**SET EXERCISE**
Find how many lines in the data below include the word "不正确的一项是", then write only that number.

**SUPPLIED INFORMATION**
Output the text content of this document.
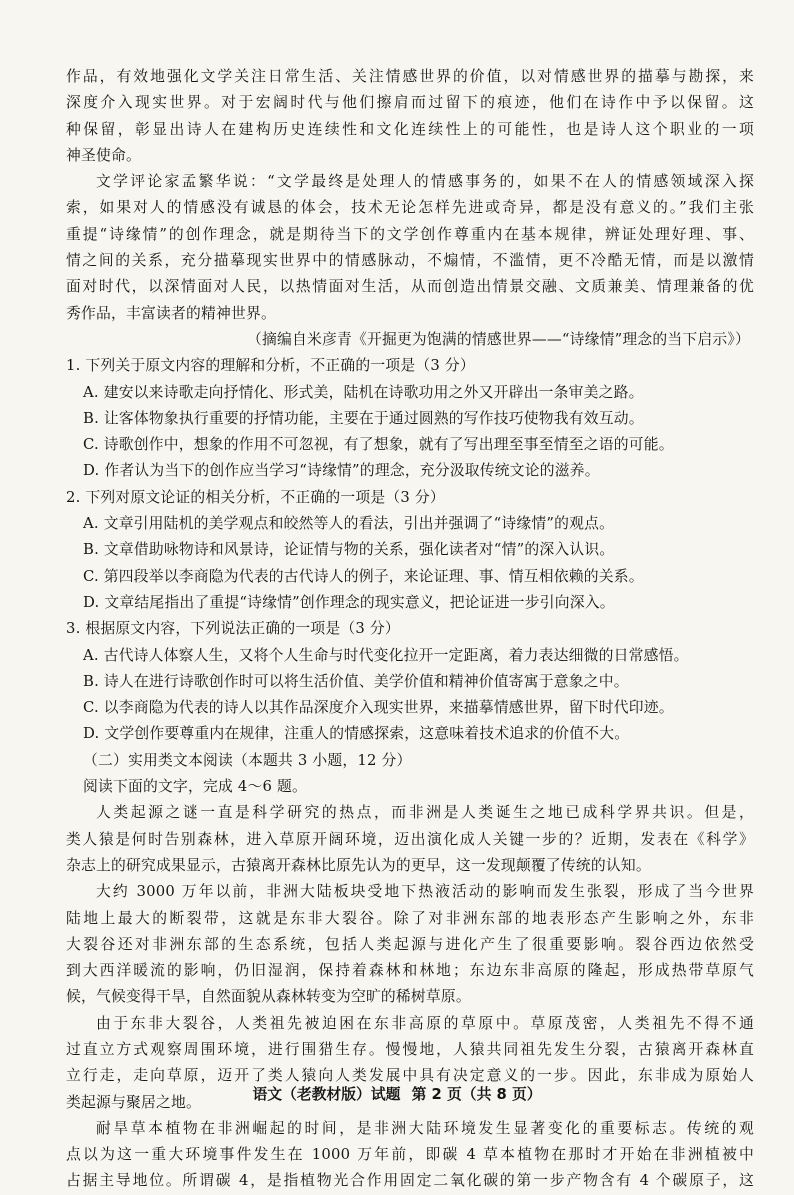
作品，有效地强化文学关注日常生活、关注情感世界的价值，以对情感世界的描摹与勘探，来

深度介入现实世界。对于宏阔时代与他们擦肩而过留下的痕迹，他们在诗作中予以保留。这

种保留，彰显出诗人在建构历史连续性和文化连续性上的可能性，也是诗人这个职业的一项

神圣使命。

文学评论家孟繁华说：“文学最终是处理人的情感事务的，如果不在人的情感领域深入探

索，如果对人的情感没有诚恳的体会，技术无论怎样先进或奇异，都是没有意义的。”我们主张

重提“诗缘情”的创作理念，就是期待当下的文学创作尊重内在基本规律，辨证处理好理、事、

情之间的关系，充分描摹现实世界中的情感脉动，不煽情，不滥情，更不冷酷无情，而是以激情

面对时代，以深情面对人民，以热情面对生活，从而创造出情景交融、文质兼美、情理兼备的优

秀作品，丰富读者的精神世界。

（摘编自米彦青《开掘更为饱满的情感世界——“诗缘情”理念的当下启示》）

1. 下列关于原文内容的理解和分析，不正确的一项是（3 分）

A. 建安以来诗歌走向抒情化、形式美，陆机在诗歌功用之外又开辟出一条审美之路。

B. 让客体物象执行重要的抒情功能，主要在于通过圆熟的写作技巧使物我有效互动。

C. 诗歌创作中，想象的作用不可忽视，有了想象，就有了写出理至事至情至之语的可能。

D. 作者认为当下的创作应当学习“诗缘情”的理念，充分汲取传统文论的滋养。

2. 下列对原文论证的相关分析，不正确的一项是（3 分）

A. 文章引用陆机的美学观点和皎然等人的看法，引出并强调了“诗缘情”的观点。

B. 文章借助咏物诗和风景诗，论证情与物的关系，强化读者对“情”的深入认识。

C. 第四段举以李商隐为代表的古代诗人的例子，来论证理、事、情互相依赖的关系。

D. 文章结尾指出了重提“诗缘情”创作理念的现实意义，把论证进一步引向深入。

3. 根据原文内容，下列说法正确的一项是（3 分）

A. 古代诗人体察人生，又将个人生命与时代变化拉开一定距离，着力表达细微的日常感悟。

B. 诗人在进行诗歌创作时可以将生活价值、美学价值和精神价值寄寓于意象之中。

C. 以李商隐为代表的诗人以其作品深度介入现实世界，来描摹情感世界，留下时代印迹。

D. 文学创作要尊重内在规律，注重人的情感探索，这意味着技术追求的价值不大。

（二）实用类文本阅读（本题共 3 小题，12 分）

阅读下面的文字，完成 4～6 题。

人类起源之谜一直是科学研究的热点，而非洲是人类诞生之地已成科学界共识。但是，

类人猿是何时告别森林，进入草原开阔环境，迈出演化成人关键一步的？近期，发表在《科学》

杂志上的研究成果显示，古猿离开森林比原先认为的更早，这一发现颠覆了传统的认知。

大约 3000 万年以前，非洲大陆板块受地下热液活动的影响而发生张裂，形成了当今世界

陆地上最大的断裂带，这就是东非大裂谷。除了对非洲东部的地表形态产生影响之外，东非

大裂谷还对非洲东部的生态系统，包括人类起源与进化产生了很重要影响。裂谷西边依然受

到大西洋暖流的影响，仍旧湿润，保持着森林和林地；东边东非高原的隆起，形成热带草原气

候，气候变得干旱，自然面貌从森林转变为空旷的稀树草原。

由于东非大裂谷，人类祖先被迫困在东非高原的草原中。草原茂密，人类祖先不得不通

过直立方式观察周围环境，进行围猎生存。慢慢地，人猿共同祖先发生分裂，古猿离开森林直

立行走，走向草原，迈开了类人猿向人类发展中具有决定意义的一步。因此，东非成为原始人

类起源与聚居之地。

耐旱草本植物在非洲崛起的时间，是非洲大陆环境发生显著变化的重要标志。传统的观

点以为这一重大环境事件发生在 1000 万年前，即碳 4 草本植物在那时才开始在非洲植被中

占据主导地位。所谓碳 4，是指植物光合作用固定二氧化碳的第一步产物含有 4 个碳原子，这

语文（老教材版）试题 第 2 页（共 8 页）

**TASK ANSWER**
2